### Extracted data

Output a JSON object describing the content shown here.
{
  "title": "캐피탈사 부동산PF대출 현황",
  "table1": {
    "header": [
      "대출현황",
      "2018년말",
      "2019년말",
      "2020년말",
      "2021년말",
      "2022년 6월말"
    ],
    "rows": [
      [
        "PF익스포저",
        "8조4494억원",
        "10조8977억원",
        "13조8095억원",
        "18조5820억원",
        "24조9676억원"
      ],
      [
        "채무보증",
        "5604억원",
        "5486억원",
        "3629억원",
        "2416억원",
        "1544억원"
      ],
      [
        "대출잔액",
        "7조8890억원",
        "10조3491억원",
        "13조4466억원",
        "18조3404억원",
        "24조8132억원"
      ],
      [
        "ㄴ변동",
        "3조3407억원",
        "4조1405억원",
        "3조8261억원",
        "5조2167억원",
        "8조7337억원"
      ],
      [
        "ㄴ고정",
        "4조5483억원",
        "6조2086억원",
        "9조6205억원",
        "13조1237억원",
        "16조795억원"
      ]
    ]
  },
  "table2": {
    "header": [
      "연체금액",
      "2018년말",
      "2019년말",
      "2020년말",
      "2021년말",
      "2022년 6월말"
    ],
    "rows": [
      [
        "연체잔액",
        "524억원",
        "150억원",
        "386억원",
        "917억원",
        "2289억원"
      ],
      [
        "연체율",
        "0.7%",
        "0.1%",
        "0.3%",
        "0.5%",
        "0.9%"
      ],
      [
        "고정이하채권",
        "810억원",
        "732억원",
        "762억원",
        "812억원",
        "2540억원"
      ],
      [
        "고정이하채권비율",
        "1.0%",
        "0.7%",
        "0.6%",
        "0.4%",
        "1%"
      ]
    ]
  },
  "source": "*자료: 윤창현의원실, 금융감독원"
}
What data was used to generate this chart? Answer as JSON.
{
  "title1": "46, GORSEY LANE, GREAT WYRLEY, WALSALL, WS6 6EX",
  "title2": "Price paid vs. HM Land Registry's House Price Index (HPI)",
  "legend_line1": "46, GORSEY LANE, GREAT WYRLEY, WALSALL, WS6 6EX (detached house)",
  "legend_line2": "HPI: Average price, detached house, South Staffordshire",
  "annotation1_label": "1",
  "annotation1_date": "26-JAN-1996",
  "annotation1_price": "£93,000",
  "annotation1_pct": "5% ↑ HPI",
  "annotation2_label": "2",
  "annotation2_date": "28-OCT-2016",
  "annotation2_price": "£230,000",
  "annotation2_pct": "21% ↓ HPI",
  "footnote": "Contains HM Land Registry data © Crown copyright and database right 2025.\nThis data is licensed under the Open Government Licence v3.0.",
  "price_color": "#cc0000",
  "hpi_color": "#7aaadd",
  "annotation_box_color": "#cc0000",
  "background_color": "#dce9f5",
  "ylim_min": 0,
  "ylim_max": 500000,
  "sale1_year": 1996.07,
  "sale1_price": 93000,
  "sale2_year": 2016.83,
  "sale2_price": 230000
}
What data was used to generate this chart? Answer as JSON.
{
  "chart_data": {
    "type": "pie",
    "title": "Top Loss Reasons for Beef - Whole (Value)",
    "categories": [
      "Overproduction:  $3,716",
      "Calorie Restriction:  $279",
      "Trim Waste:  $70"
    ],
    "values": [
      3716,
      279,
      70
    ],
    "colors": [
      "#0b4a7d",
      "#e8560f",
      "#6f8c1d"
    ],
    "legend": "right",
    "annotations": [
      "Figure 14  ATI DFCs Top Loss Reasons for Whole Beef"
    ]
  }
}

######

▸ Directions for this task: Collect every line above that contains the word "detached".

▸ Result of this exercise:
  "legend_line1": "46, GORSEY LANE, GREAT WYRLEY, WALSALL, WS6 6EX (detached house)",
  "legend_line2": "HPI: Average price, detached house, South Staffordshire",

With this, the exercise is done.